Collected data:
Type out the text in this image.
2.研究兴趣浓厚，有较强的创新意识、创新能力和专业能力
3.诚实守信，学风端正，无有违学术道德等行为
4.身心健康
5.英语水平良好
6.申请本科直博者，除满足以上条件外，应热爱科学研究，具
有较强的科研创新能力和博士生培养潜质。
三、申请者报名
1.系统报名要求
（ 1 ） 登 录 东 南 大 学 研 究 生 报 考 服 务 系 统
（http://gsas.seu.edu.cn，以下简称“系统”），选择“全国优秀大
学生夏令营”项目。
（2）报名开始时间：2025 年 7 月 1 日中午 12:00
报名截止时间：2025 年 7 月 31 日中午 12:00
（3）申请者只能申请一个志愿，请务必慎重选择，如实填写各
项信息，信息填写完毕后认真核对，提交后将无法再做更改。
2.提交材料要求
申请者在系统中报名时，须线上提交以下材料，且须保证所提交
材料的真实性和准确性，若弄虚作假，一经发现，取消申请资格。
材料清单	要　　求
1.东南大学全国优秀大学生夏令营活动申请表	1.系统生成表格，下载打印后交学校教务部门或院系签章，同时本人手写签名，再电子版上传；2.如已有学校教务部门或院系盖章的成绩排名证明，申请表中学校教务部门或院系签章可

### Exercise details
Reproduce the material precisely, including every line.

### Response to this task
Type out the text in this image.
2.研究兴趣浓厚，有较强的创新意识、创新能力和专业能力
3.诚实守信，学风端正，无有违学术道德等行为
4.身心健康
5.英语水平良好
6.申请本科直博者，除满足以上条件外，应热爱科学研究，具
有较强的科研创新能力和博士生培养潜质。
三、申请者报名
1.系统报名要求
（ 1 ） 登 录 东 南 大 学 研 究 生 报 考 服 务 系 统
（http://gsas.seu.edu.cn，以下简称“系统”），选择“全国优秀大
学生夏令营”项目。
（2）报名开始时间：2025 年 7 月 1 日中午 12:00
报名截止时间：2025 年 7 月 31 日中午 12:00
（3）申请者只能申请一个志愿，请务必慎重选择，如实填写各
项信息，信息填写完毕后认真核对，提交后将无法再做更改。
2.提交材料要求
申请者在系统中报名时，须线上提交以下材料，且须保证所提交
材料的真实性和准确性，若弄虚作假，一经发现，取消申请资格。
材料清单	要　　求
1.东南大学全国优秀大学生夏令营活动申请表	1.系统生成表格，下载打印后交学校教务部门或院系签章，同时本人手写签名，再电子版上传；2.如已有学校教务部门或院系盖章的成绩排名证明，申请表中学校教务部门或院系签章可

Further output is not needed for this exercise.